Source extract>
+ + + + +
When I was a kid, the only thing I would eat from the Chinese take-out place in my town were scallion pancakes. I still love them today, and I even see versions of them at local farmers markets. Some places make them looser, more like a batter, and wrap them around eggs (just add more water and stir in the green onions instead of knead them in). I still love them stiffer,  blistered on top, flaky on the inside. I find they are a great addition to meals, similar to a biscuit or pita.  

Scallion Pancakes

4 cups flour, plus more for dusting (I used 50% sprouted wheat, 50% all-purpose)
4 tsp kosher salt
peanut, sesame, or vegetable oil
1 teaspoon red pepper flakes
2 cups chopped scallions and/or green onions
2 cups hot water

Add 4 cups of flour to a large bowl. Slowly work in one cup of hot water, incorporating 1/4 cup at a time. Stop when the dough is sticky, but still thicker than a batter.

Divide the dough into quarters.
+ + + + +
Extracted records>
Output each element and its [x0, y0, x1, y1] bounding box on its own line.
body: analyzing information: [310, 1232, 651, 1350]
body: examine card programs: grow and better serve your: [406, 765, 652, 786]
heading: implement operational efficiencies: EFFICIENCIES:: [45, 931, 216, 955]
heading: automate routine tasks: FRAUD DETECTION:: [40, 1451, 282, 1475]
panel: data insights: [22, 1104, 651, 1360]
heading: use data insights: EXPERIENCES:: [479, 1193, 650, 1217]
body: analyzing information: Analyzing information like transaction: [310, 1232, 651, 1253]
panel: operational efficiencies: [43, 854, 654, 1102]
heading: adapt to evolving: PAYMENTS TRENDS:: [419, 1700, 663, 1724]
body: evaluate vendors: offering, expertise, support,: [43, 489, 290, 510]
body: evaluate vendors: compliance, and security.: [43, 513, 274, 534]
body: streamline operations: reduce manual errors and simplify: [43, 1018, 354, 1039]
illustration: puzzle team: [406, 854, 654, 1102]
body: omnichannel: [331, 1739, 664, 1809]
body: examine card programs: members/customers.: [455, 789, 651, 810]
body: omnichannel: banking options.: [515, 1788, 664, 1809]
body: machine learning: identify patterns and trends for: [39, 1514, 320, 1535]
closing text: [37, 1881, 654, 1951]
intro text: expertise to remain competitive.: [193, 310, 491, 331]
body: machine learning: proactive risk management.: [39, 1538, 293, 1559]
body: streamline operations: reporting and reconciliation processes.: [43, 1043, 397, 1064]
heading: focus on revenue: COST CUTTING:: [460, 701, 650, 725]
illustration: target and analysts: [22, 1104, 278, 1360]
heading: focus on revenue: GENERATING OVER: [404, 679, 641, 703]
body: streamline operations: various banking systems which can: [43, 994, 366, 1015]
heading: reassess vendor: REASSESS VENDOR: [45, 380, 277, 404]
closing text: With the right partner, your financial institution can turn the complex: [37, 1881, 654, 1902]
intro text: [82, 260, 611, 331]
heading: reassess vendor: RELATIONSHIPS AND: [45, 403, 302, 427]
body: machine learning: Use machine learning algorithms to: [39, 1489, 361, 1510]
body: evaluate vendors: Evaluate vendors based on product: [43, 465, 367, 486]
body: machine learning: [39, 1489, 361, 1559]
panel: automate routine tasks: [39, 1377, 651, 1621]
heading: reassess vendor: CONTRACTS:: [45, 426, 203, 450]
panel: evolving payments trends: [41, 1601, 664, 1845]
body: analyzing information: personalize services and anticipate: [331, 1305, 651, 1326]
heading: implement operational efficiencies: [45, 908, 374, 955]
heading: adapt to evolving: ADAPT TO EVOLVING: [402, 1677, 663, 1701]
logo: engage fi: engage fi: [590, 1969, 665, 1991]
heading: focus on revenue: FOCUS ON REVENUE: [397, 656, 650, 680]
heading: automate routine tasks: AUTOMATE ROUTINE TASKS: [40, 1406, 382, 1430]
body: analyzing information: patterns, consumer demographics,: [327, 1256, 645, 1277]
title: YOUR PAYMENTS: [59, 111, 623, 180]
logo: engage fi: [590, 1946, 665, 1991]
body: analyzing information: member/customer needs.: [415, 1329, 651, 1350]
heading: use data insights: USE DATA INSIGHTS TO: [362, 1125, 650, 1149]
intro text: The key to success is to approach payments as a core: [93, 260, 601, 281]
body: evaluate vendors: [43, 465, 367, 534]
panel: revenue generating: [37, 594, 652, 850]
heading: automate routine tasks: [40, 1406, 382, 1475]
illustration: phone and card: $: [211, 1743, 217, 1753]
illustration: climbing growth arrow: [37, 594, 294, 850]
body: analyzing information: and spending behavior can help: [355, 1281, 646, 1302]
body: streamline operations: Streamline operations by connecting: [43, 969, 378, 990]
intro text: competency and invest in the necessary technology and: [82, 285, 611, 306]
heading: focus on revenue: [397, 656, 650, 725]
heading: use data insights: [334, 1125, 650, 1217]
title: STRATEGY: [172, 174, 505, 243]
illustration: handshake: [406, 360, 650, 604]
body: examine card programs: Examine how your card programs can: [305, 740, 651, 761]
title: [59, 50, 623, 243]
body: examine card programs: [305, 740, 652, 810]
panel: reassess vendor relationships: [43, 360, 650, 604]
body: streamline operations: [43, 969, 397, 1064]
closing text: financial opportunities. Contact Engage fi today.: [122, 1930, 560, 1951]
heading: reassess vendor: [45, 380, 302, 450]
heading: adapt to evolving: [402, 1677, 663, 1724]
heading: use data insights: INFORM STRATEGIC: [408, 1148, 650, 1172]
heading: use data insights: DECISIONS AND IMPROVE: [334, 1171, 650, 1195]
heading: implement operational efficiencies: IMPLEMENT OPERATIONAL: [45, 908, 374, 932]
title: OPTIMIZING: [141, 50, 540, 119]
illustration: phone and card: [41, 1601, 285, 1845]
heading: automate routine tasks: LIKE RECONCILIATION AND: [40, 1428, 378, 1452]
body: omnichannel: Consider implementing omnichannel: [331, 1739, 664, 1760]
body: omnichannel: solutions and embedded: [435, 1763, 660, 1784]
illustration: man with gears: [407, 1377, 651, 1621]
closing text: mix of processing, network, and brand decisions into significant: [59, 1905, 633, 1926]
+ + + + +
Problems to solve>
a – In the scallion pancake recipe, what mix of flours was used?
b – Continue the scallion pancake recipe after its last line.

The results>
a – Half sprouted wheat and half all-purpose flour.

b –
Roll or knead each piece of the dough while mixing in the salt, red pepper flakes, scallions/green onion, and a few teaspoons of oil. I like to add a few, roll the dough into a ball, add a few more, roll it into a log, add a few more, coil the log, add a few, and roll it back into a ball. Try to keep the oil on the inside of the dough (make a depression, add a bit, and roll it in) to keep the rolling surface clean.

When you are done rolling the dough (no more than 10 min or the dough will stiffen), flatten the balls into 8-9" wide circles.

Heat oil in a large skillet. Pan fry each side of the pancake for 3-5 minutes per side.

Dipping Sauce
Mix together 1/2 cup soy sauce, half of the chopped green onion/scallions, i tsp sriracha, and 1 tsp honey or maple syrup. A splash of lime juice never hurt anyone either.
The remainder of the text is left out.